[Task to carry out]
Copy out every one of the entries below verbatim, line by line, omitting any pictures.

[Dataset entries]
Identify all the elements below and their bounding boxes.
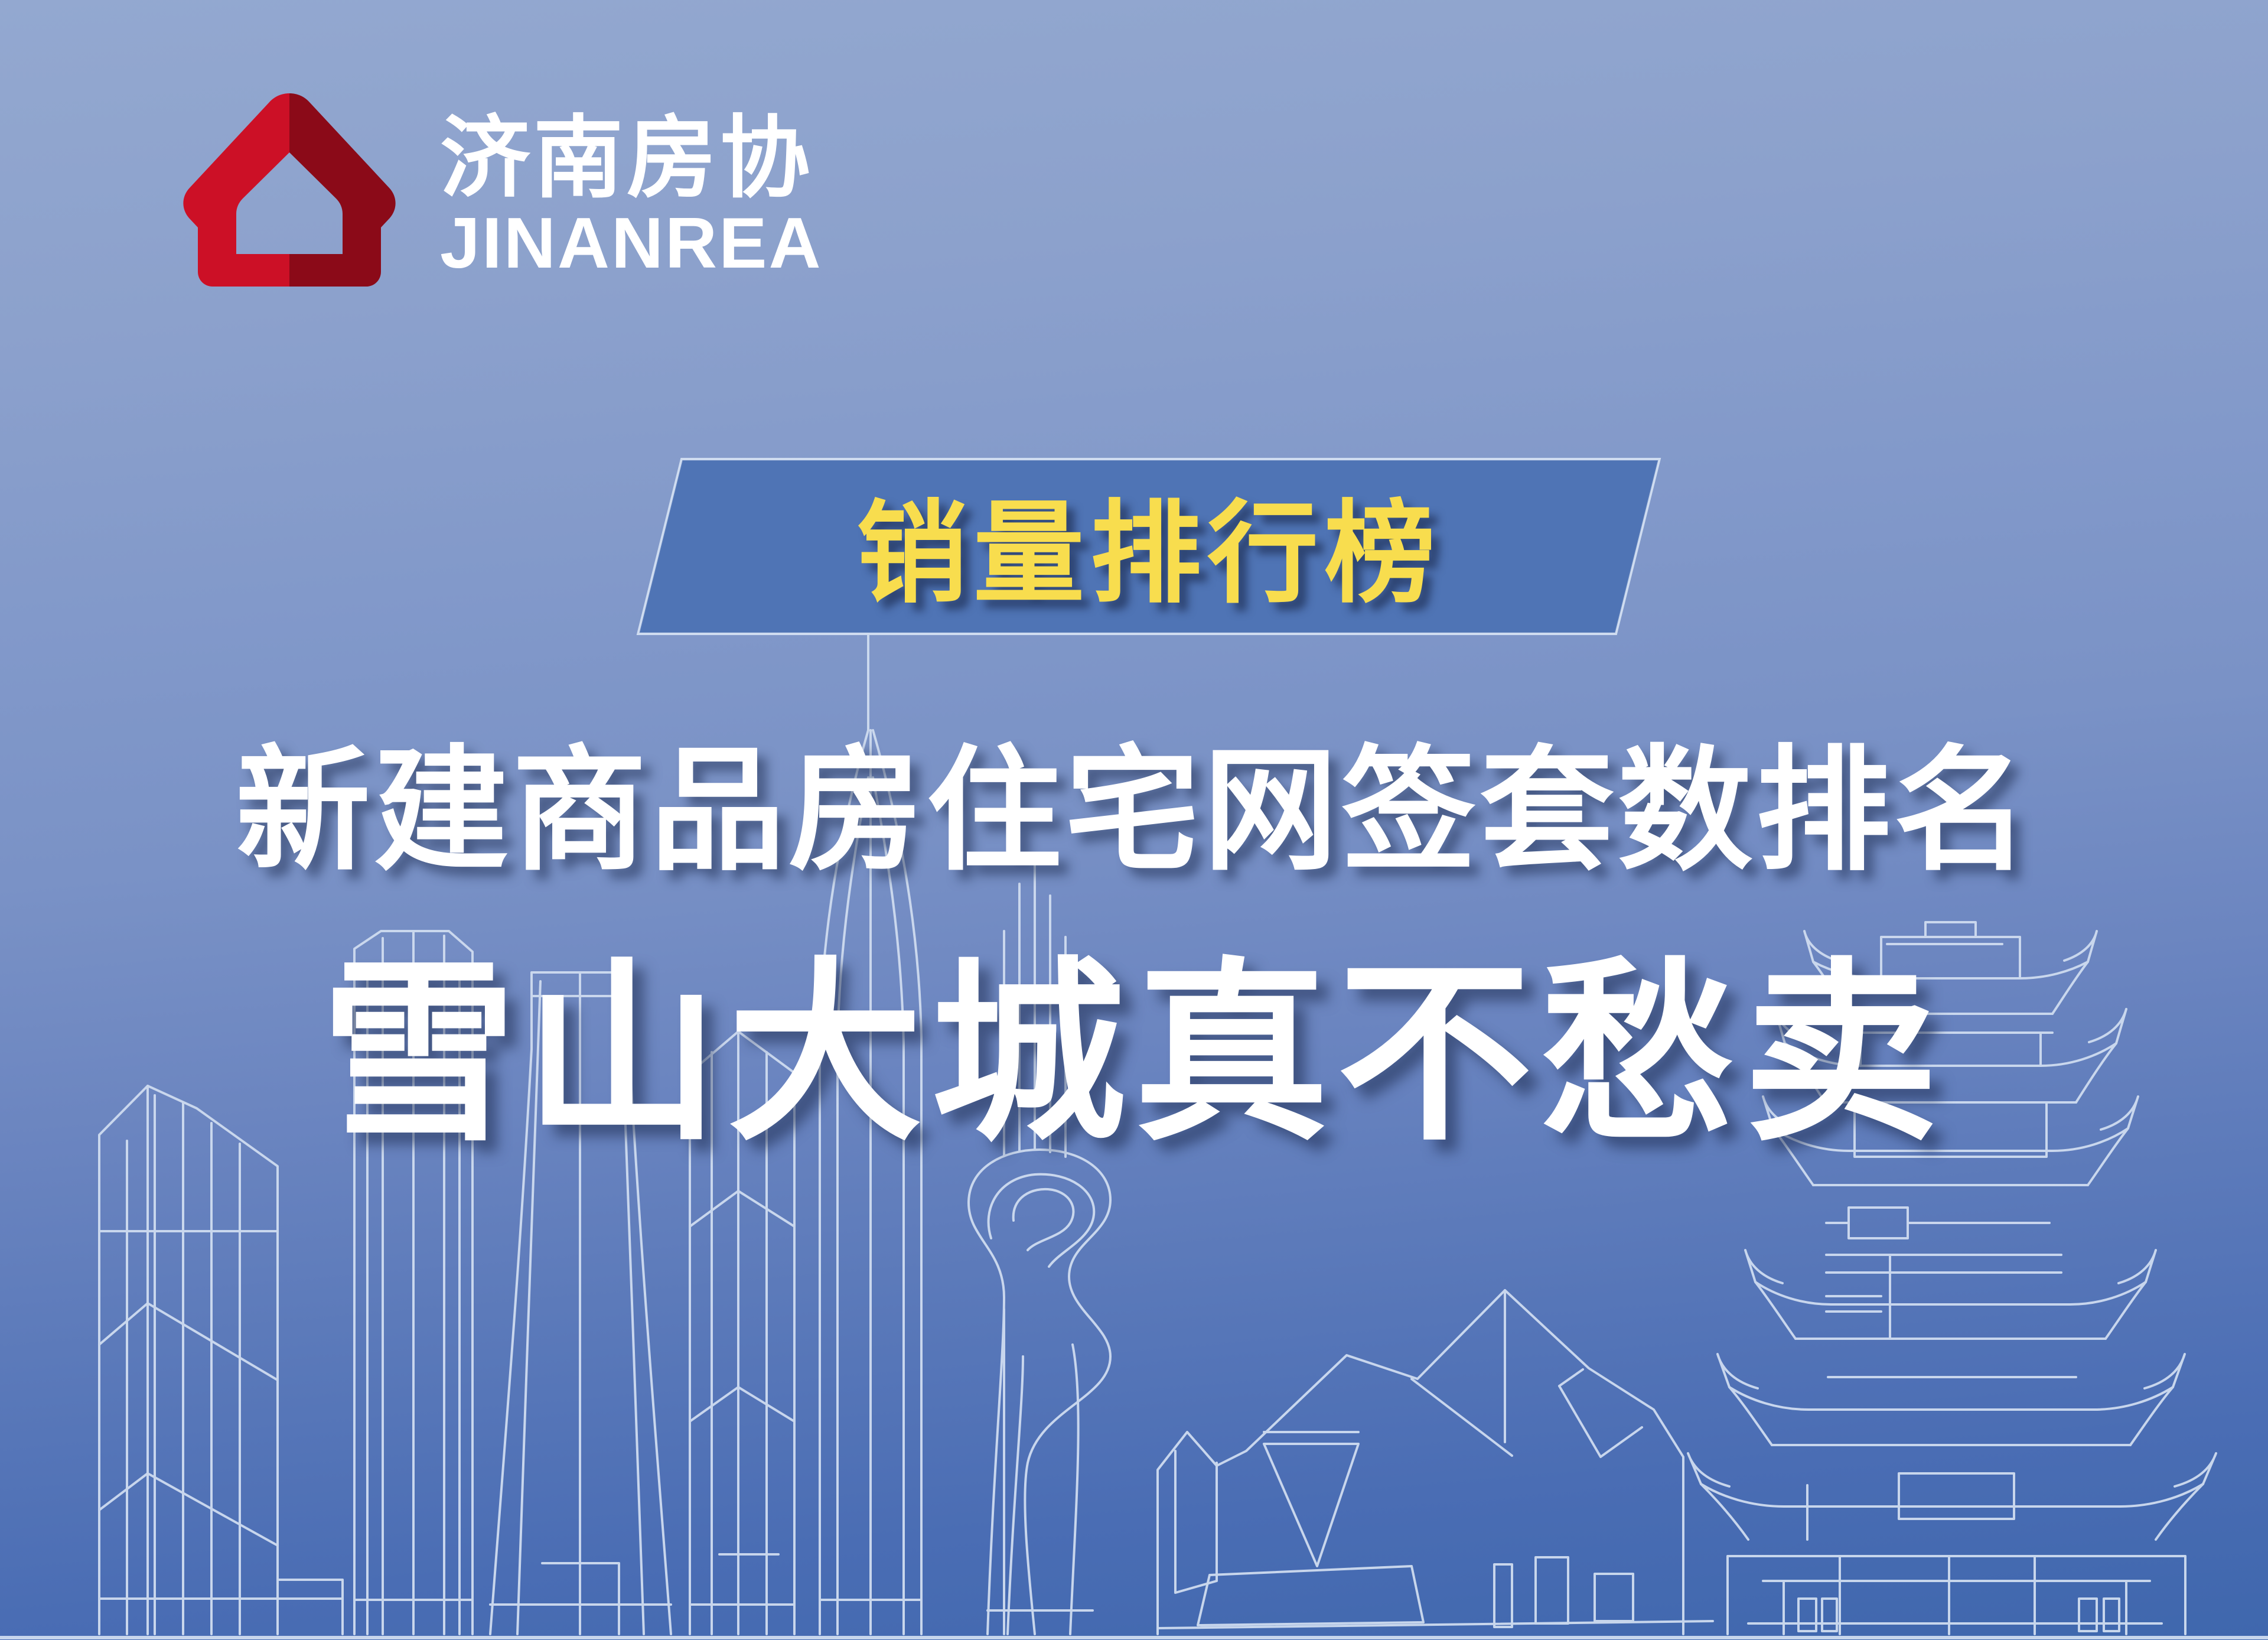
stepped-glass-tower (99, 1086, 343, 1634)
poster-canvas: 济南房协 JINANREA 销量排行榜 新建商品房住宅网签套数排名 雪山大城真不… (0, 0, 2268, 1640)
logo-text-block: 济南房协 JINANREA (440, 93, 823, 279)
headline-line-1: 新建商品房住宅网签套数排名 (0, 736, 2268, 886)
logo-chinese-name: 济南房协 (440, 113, 823, 203)
logo[interactable]: 济南房协 JINANREA (174, 83, 823, 289)
logo-english-name: JINANREA (440, 207, 823, 279)
angular-museum-building (1158, 1290, 1713, 1634)
headline-block: 新建商品房住宅网签套数排名 雪山大城真不愁卖 (0, 736, 2268, 1164)
headline-line-2: 雪山大城真不愁卖 (0, 945, 2268, 1164)
house-pentagon-icon (174, 83, 405, 289)
logo-mark-right-half (289, 93, 396, 287)
sales-ranking-badge[interactable]: 销量排行榜 (659, 458, 1639, 635)
badge-label: 销量排行榜 (659, 458, 1639, 635)
logo-mark-left-half (183, 93, 289, 287)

[Finished answer]
Identify all the elements below and their bounding boxes.
stepped-glass-tower (99, 1086, 343, 1634)
poster-canvas: 济南房协 JINANREA 销量排行榜 新建商品房住宅网签套数排名 雪山大城真不… (0, 0, 2268, 1640)
logo-text-block: 济南房协 JINANREA (440, 93, 823, 279)
headline-line-1: 新建商品房住宅网签套数排名 (0, 736, 2268, 886)
logo-chinese-name: 济南房协 (440, 113, 823, 203)
logo[interactable]: 济南房协 JINANREA (174, 83, 823, 289)
logo-english-name: JINANREA (440, 207, 823, 279)
angular-museum-building (1158, 1290, 1713, 1634)
headline-block: 新建商品房住宅网签套数排名 雪山大城真不愁卖 (0, 736, 2268, 1164)
headline-line-2: 雪山大城真不愁卖 (0, 945, 2268, 1164)
house-pentagon-icon (174, 83, 405, 289)
logo-mark-right-half (289, 93, 396, 287)
sales-ranking-badge[interactable]: 销量排行榜 (659, 458, 1639, 635)
badge-label: 销量排行榜 (659, 458, 1639, 635)
logo-mark-left-half (183, 93, 289, 287)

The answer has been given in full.